- [Supplied data]:
○ ○ ○ ○ ○

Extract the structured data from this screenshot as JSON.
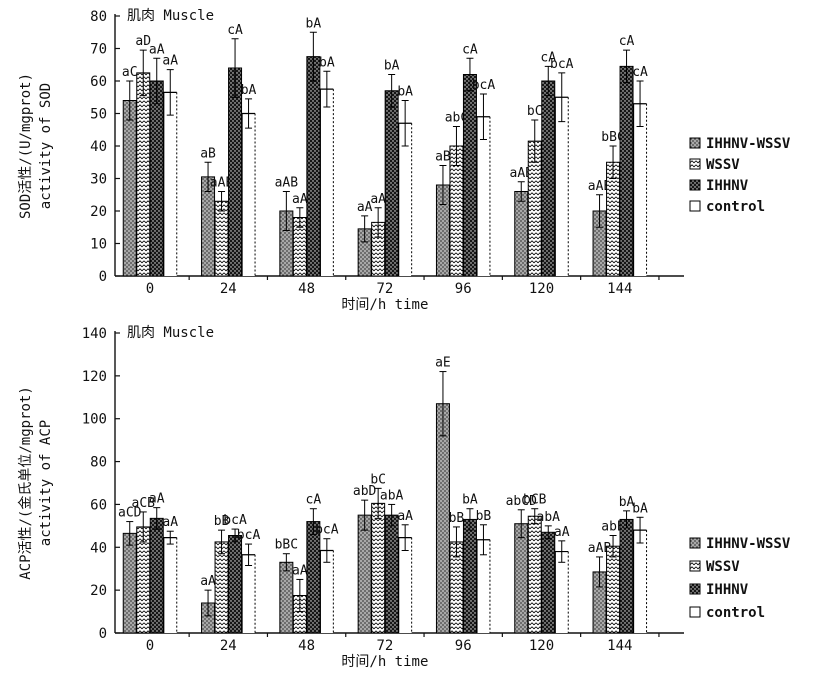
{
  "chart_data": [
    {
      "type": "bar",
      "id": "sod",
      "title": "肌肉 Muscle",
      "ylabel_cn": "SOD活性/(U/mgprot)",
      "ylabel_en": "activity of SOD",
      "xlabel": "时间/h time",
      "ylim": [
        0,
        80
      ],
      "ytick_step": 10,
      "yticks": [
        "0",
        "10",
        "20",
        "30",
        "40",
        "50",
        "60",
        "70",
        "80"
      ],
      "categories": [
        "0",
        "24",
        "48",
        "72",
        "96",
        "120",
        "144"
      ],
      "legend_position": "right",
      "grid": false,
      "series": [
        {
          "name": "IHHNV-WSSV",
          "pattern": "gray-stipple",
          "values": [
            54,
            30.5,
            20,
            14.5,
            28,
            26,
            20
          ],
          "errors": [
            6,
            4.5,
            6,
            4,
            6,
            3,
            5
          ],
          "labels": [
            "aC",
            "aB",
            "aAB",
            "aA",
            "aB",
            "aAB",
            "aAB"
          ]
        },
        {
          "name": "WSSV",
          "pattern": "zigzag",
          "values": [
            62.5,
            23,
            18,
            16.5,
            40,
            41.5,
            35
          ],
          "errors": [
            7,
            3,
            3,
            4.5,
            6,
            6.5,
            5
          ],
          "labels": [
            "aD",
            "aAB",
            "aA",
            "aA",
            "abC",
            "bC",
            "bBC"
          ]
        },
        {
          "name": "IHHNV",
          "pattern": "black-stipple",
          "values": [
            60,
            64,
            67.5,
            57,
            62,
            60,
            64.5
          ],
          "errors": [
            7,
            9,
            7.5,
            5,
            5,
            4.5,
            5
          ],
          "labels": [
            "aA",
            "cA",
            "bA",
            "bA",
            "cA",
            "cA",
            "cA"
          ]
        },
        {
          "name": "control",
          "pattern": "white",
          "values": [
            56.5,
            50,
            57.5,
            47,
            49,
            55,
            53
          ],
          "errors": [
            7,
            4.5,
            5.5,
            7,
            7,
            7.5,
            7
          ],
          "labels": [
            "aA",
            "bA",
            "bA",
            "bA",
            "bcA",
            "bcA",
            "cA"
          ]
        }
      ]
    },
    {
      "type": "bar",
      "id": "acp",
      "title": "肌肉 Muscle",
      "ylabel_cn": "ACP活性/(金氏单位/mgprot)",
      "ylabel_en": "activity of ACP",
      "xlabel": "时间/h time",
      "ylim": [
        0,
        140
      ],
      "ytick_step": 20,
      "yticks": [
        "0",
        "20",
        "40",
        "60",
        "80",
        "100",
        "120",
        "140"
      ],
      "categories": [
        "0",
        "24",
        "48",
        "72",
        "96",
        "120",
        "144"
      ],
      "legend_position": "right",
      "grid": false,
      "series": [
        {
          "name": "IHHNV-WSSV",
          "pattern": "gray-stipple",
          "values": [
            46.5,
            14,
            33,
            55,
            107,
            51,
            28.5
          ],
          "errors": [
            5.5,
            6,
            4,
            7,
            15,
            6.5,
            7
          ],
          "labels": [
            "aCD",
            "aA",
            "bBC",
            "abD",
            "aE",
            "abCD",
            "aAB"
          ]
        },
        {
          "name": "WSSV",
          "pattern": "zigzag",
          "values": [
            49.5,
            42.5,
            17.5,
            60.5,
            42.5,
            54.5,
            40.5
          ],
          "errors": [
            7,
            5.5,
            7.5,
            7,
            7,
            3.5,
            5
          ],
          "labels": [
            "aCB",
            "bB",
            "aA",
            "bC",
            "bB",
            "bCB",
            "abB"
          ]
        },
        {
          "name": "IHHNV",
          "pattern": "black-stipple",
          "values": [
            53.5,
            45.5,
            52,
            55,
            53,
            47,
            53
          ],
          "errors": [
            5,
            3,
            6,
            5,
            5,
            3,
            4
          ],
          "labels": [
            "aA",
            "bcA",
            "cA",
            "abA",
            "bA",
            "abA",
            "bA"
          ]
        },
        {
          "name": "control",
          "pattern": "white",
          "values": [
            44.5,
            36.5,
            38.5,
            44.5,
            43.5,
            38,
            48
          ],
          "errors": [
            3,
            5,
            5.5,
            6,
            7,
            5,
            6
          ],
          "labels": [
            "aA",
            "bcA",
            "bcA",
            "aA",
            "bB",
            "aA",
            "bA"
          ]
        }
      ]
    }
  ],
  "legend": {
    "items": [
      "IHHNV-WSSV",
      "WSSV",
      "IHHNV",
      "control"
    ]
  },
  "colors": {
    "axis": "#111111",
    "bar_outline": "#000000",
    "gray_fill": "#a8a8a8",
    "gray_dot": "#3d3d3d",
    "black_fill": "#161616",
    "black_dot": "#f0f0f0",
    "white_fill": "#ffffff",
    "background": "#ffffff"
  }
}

○ ○ ○ ○ ○

- [The exercise]: Write out all the entries word for word, but skip any images.

- [Solution]:
Extract the structured data from this screenshot as JSON.
{
  "chart_data": [
    {
      "type": "bar",
      "id": "sod",
      "title": "肌肉 Muscle",
      "ylabel_cn": "SOD活性/(U/mgprot)",
      "ylabel_en": "activity of SOD",
      "xlabel": "时间/h time",
      "ylim": [
        0,
        80
      ],
      "ytick_step": 10,
      "yticks": [
        "0",
        "10",
        "20",
        "30",
        "40",
        "50",
        "60",
        "70",
        "80"
      ],
      "categories": [
        "0",
        "24",
        "48",
        "72",
        "96",
        "120",
        "144"
      ],
      "legend_position": "right",
      "grid": false,
      "series": [
        {
          "name": "IHHNV-WSSV",
          "pattern": "gray-stipple",
          "values": [
            54,
            30.5,
            20,
            14.5,
            28,
            26,
            20
          ],
          "errors": [
            6,
            4.5,
            6,
            4,
            6,
            3,
            5
          ],
          "labels": [
            "aC",
            "aB",
            "aAB",
            "aA",
            "aB",
            "aAB",
            "aAB"
          ]
        },
        {
          "name": "WSSV",
          "pattern": "zigzag",
          "values": [
            62.5,
            23,
            18,
            16.5,
            40,
            41.5,
            35
          ],
          "errors": [
            7,
            3,
            3,
            4.5,
            6,
            6.5,
            5
          ],
          "labels": [
            "aD",
            "aAB",
            "aA",
            "aA",
            "abC",
            "bC",
            "bBC"
          ]
        },
        {
          "name": "IHHNV",
          "pattern": "black-stipple",
          "values": [
            60,
            64,
            67.5,
            57,
            62,
            60,
            64.5
          ],
          "errors": [
            7,
            9,
            7.5,
            5,
            5,
            4.5,
            5
          ],
          "labels": [
            "aA",
            "cA",
            "bA",
            "bA",
            "cA",
            "cA",
            "cA"
          ]
        },
        {
          "name": "control",
          "pattern": "white",
          "values": [
            56.5,
            50,
            57.5,
            47,
            49,
            55,
            53
          ],
          "errors": [
            7,
            4.5,
            5.5,
            7,
            7,
            7.5,
            7
          ],
          "labels": [
            "aA",
            "bA",
            "bA",
            "bA",
            "bcA",
            "bcA",
            "cA"
          ]
        }
      ]
    },
    {
      "type": "bar",
      "id": "acp",
      "title": "肌肉 Muscle",
      "ylabel_cn": "ACP活性/(金氏单位/mgprot)",
      "ylabel_en": "activity of ACP",
      "xlabel": "时间/h time",
      "ylim": [
        0,
        140
      ],
      "ytick_step": 20,
      "yticks": [
        "0",
        "20",
        "40",
        "60",
        "80",
        "100",
        "120",
        "140"
      ],
      "categories": [
        "0",
        "24",
        "48",
        "72",
        "96",
        "120",
        "144"
      ],
      "legend_position": "right",
      "grid": false,
      "series": [
        {
          "name": "IHHNV-WSSV",
          "pattern": "gray-stipple",
          "values": [
            46.5,
            14,
            33,
            55,
            107,
            51,
            28.5
          ],
          "errors": [
            5.5,
            6,
            4,
            7,
            15,
            6.5,
            7
          ],
          "labels": [
            "aCD",
            "aA",
            "bBC",
            "abD",
            "aE",
            "abCD",
            "aAB"
          ]
        },
        {
          "name": "WSSV",
          "pattern": "zigzag",
          "values": [
            49.5,
            42.5,
            17.5,
            60.5,
            42.5,
            54.5,
            40.5
          ],
          "errors": [
            7,
            5.5,
            7.5,
            7,
            7,
            3.5,
            5
          ],
          "labels": [
            "aCB",
            "bB",
            "aA",
            "bC",
            "bB",
            "bCB",
            "abB"
          ]
        },
        {
          "name": "IHHNV",
          "pattern": "black-stipple",
          "values": [
            53.5,
            45.5,
            52,
            55,
            53,
            47,
            53
          ],
          "errors": [
            5,
            3,
            6,
            5,
            5,
            3,
            4
          ],
          "labels": [
            "aA",
            "bcA",
            "cA",
            "abA",
            "bA",
            "abA",
            "bA"
          ]
        },
        {
          "name": "control",
          "pattern": "white",
          "values": [
            44.5,
            36.5,
            38.5,
            44.5,
            43.5,
            38,
            48
          ],
          "errors": [
            3,
            5,
            5.5,
            6,
            7,
            5,
            6
          ],
          "labels": [
            "aA",
            "bcA",
            "bcA",
            "aA",
            "bB",
            "aA",
            "bA"
          ]
        }
      ]
    }
  ],
  "legend": {
    "items": [
      "IHHNV-WSSV",
      "WSSV",
      "IHHNV",
      "control"
    ]
  },
  "colors": {
    "axis": "#111111",
    "bar_outline": "#000000",
    "gray_fill": "#a8a8a8",
    "gray_dot": "#3d3d3d",
    "black_fill": "#161616",
    "black_dot": "#f0f0f0",
    "white_fill": "#ffffff",
    "background": "#ffffff"
  }
}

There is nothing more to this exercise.